:: The problem ::
Only a number is wanted. Count the lines holding the string "puede".

:: Provided information ::
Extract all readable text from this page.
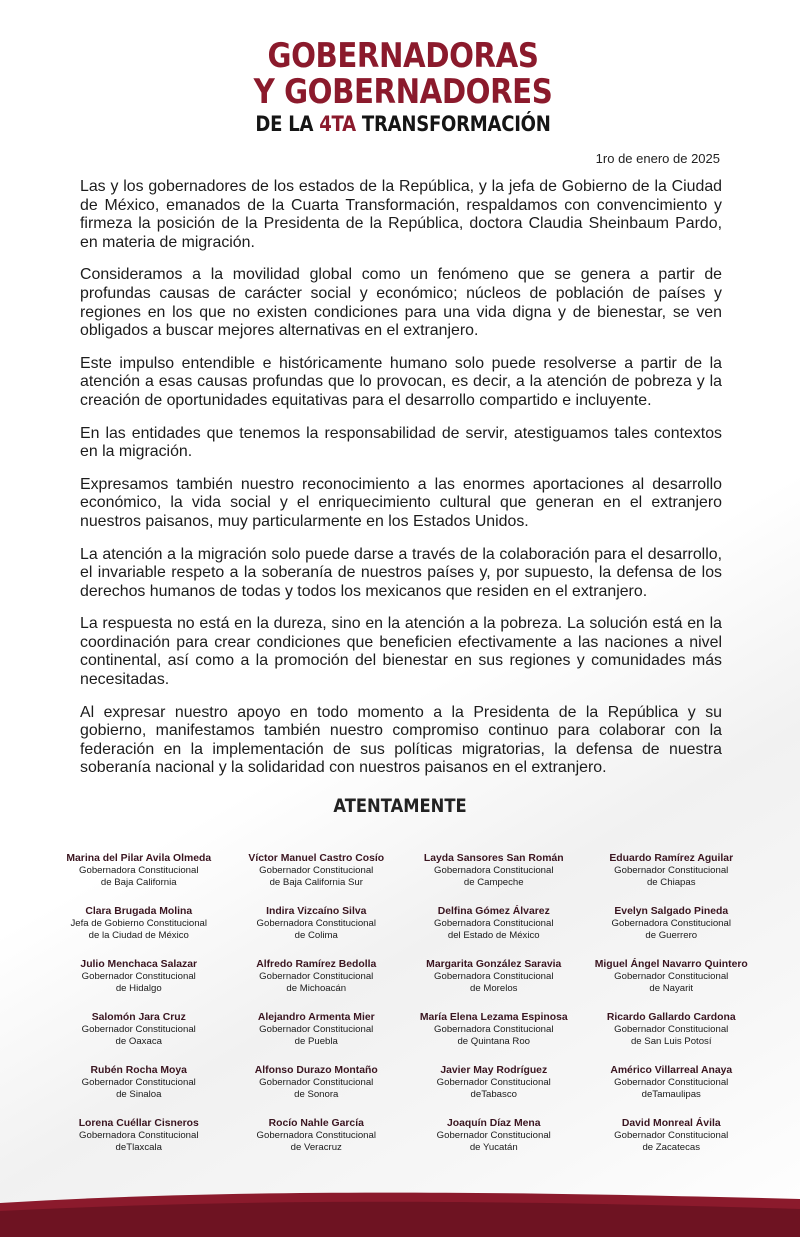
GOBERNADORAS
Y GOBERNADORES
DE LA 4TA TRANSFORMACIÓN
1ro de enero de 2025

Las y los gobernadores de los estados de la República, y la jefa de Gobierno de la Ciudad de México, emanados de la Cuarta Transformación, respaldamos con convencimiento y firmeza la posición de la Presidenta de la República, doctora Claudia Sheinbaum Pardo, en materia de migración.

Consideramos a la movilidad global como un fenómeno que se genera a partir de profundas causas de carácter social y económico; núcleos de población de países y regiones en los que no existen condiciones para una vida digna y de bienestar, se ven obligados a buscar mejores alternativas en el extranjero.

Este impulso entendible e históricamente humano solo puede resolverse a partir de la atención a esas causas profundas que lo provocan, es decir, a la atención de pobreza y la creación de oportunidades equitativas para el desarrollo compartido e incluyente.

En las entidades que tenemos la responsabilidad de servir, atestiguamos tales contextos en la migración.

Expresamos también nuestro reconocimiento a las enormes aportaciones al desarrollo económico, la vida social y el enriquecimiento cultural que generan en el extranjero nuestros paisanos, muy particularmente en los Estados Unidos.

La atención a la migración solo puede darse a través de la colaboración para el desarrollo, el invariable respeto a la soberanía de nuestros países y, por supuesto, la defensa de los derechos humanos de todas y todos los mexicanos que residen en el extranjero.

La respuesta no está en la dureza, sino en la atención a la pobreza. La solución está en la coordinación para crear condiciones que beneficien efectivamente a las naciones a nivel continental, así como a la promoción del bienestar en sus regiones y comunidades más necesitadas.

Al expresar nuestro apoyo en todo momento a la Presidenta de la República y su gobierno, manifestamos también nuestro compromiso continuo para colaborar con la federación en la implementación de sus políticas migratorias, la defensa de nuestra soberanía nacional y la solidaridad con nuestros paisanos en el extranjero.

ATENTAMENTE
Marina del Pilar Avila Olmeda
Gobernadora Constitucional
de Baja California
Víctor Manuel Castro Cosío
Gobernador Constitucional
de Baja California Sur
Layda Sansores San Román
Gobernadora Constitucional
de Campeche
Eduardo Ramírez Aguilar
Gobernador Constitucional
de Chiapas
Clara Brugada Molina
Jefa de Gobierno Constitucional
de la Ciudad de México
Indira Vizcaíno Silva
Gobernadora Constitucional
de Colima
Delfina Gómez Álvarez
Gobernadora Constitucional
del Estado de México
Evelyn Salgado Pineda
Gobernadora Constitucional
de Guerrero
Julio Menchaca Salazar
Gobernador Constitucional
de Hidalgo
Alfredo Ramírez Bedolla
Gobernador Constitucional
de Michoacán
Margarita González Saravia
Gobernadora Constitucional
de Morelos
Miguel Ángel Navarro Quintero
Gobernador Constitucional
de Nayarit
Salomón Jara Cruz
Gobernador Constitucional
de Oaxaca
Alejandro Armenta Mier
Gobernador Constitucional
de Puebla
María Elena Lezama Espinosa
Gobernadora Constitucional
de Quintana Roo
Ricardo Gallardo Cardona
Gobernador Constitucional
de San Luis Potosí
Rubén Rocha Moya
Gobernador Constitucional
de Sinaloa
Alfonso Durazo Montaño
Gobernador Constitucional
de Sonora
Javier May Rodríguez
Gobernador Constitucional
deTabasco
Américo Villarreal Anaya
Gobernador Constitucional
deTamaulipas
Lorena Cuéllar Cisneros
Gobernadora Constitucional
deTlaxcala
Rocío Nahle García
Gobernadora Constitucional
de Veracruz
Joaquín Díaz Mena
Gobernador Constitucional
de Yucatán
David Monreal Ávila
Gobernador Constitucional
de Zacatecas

---

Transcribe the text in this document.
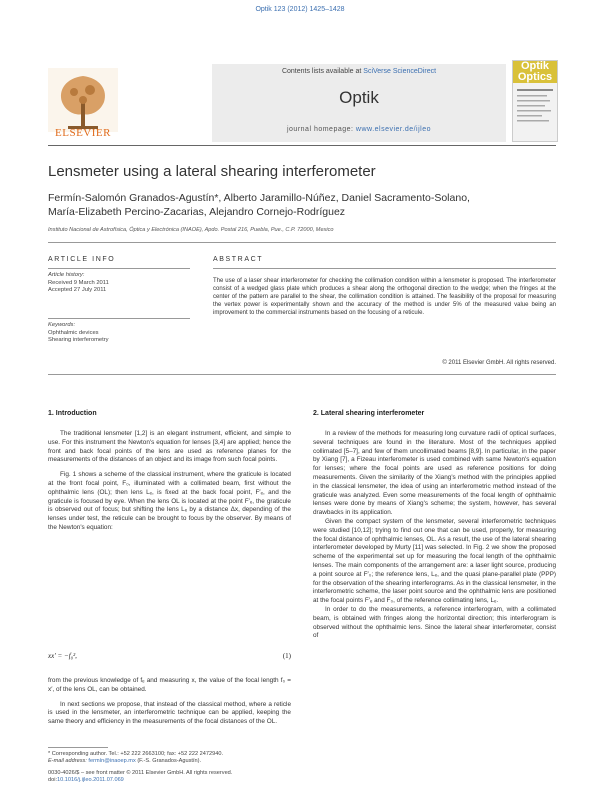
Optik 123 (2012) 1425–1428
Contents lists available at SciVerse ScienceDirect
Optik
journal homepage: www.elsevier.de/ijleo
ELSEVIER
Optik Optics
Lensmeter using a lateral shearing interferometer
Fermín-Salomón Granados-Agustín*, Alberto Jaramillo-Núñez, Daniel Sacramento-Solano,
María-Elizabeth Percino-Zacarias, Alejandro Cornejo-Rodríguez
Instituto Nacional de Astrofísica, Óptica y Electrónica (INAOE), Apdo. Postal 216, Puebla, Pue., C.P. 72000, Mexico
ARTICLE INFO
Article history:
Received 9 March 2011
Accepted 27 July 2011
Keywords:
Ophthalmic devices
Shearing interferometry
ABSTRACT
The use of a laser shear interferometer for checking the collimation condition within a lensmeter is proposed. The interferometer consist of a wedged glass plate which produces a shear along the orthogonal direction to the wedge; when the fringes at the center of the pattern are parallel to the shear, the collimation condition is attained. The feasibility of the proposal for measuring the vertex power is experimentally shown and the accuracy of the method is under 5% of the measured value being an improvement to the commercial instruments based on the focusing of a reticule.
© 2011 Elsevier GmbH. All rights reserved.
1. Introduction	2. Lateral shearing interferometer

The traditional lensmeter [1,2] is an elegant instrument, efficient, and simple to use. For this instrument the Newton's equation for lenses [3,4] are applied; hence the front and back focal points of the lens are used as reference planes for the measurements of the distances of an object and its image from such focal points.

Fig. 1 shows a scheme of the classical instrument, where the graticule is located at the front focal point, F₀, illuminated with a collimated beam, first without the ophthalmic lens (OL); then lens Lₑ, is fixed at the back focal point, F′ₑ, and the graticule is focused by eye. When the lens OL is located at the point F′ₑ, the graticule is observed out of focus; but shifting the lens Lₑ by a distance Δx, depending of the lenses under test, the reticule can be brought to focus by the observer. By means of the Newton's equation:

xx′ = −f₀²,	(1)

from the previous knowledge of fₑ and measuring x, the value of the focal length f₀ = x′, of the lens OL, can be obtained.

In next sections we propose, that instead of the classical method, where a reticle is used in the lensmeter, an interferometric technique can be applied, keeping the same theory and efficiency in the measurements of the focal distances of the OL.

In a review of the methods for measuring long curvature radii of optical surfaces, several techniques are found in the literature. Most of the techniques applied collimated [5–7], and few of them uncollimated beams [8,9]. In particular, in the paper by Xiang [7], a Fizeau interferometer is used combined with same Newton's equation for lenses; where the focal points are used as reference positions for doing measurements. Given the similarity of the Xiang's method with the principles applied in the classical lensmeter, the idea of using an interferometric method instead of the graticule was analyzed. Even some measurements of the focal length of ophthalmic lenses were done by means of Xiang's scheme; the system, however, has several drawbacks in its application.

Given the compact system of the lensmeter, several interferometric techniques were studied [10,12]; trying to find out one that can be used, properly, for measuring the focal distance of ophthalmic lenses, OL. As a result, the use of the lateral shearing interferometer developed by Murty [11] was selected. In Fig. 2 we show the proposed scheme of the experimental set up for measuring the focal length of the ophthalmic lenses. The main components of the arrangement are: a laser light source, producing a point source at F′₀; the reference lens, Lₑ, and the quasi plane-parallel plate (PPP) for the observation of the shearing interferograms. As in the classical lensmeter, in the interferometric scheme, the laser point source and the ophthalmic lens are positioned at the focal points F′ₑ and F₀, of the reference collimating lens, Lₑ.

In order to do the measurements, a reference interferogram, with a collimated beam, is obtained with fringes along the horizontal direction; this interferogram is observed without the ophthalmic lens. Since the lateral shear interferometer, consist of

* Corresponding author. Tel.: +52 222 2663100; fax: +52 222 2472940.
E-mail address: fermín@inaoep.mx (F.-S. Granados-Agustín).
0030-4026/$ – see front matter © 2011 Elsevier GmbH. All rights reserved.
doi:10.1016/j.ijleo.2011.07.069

---

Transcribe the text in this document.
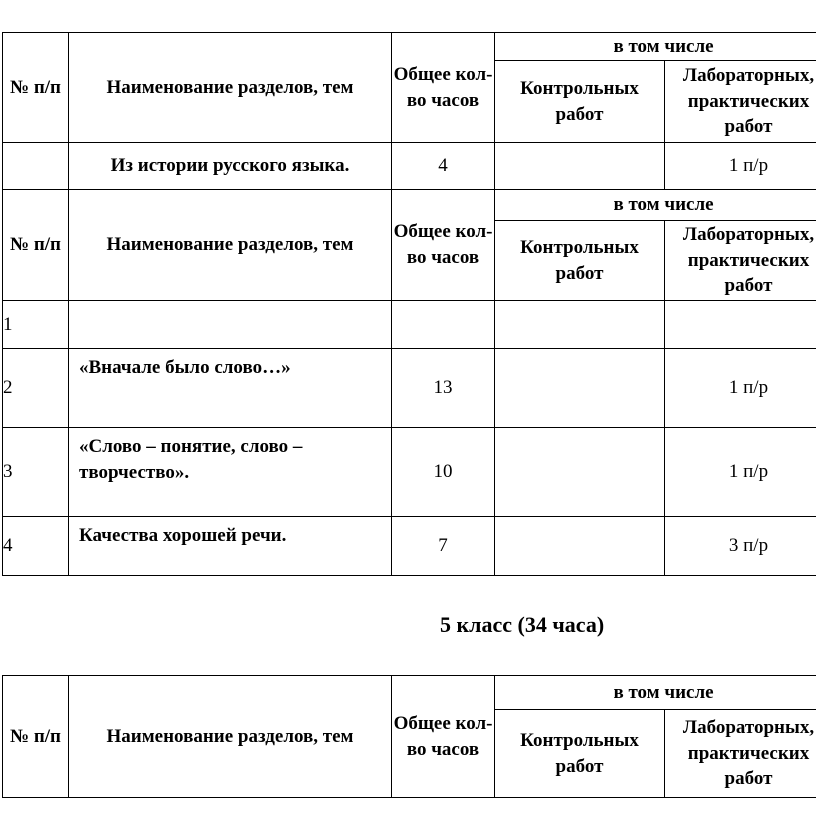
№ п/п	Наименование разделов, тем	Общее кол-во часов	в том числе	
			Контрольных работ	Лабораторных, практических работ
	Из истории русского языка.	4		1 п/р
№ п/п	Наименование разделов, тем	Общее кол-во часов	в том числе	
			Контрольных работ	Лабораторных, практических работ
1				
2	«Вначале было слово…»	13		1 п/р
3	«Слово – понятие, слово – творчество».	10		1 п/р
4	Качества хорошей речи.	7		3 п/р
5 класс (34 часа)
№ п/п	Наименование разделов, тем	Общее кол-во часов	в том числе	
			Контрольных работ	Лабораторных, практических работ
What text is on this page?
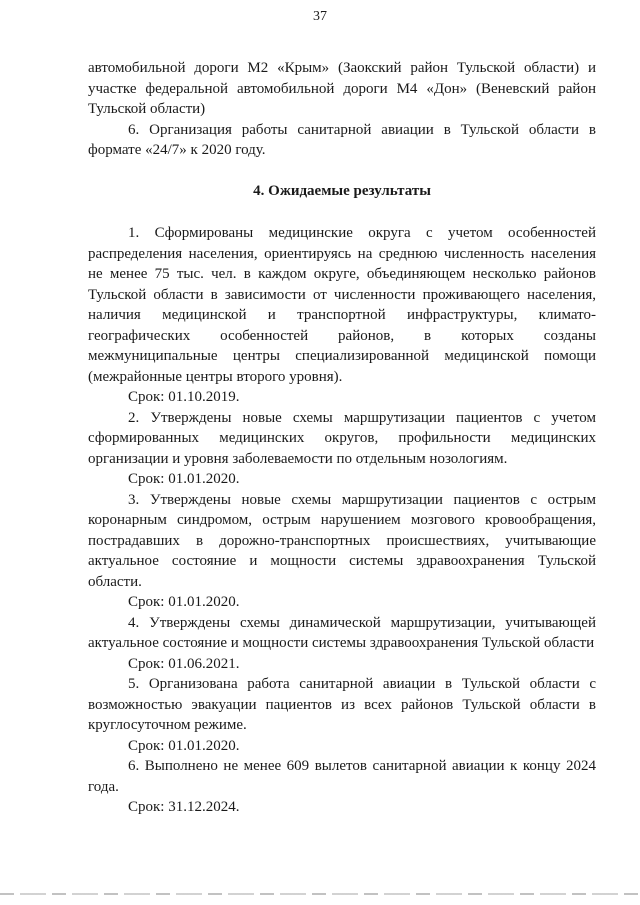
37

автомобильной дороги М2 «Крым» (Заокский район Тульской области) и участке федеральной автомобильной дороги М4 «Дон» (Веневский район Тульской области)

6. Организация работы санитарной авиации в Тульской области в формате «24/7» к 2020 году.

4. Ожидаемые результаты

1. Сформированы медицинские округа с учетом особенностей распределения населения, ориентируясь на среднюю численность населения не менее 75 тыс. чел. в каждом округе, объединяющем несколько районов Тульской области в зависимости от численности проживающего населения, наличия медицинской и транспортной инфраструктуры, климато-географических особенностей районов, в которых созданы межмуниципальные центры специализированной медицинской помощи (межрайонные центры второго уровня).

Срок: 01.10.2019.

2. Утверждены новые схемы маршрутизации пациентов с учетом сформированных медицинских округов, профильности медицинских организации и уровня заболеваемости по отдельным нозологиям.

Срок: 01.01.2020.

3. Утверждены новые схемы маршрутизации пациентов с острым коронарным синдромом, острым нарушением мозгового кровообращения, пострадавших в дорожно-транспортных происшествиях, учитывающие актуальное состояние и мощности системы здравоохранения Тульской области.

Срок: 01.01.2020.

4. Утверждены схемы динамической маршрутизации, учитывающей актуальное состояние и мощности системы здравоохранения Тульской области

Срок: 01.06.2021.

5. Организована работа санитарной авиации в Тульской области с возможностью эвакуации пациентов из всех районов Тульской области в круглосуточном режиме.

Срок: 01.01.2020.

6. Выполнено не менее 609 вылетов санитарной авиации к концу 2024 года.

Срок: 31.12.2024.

:: Result for this task ::
2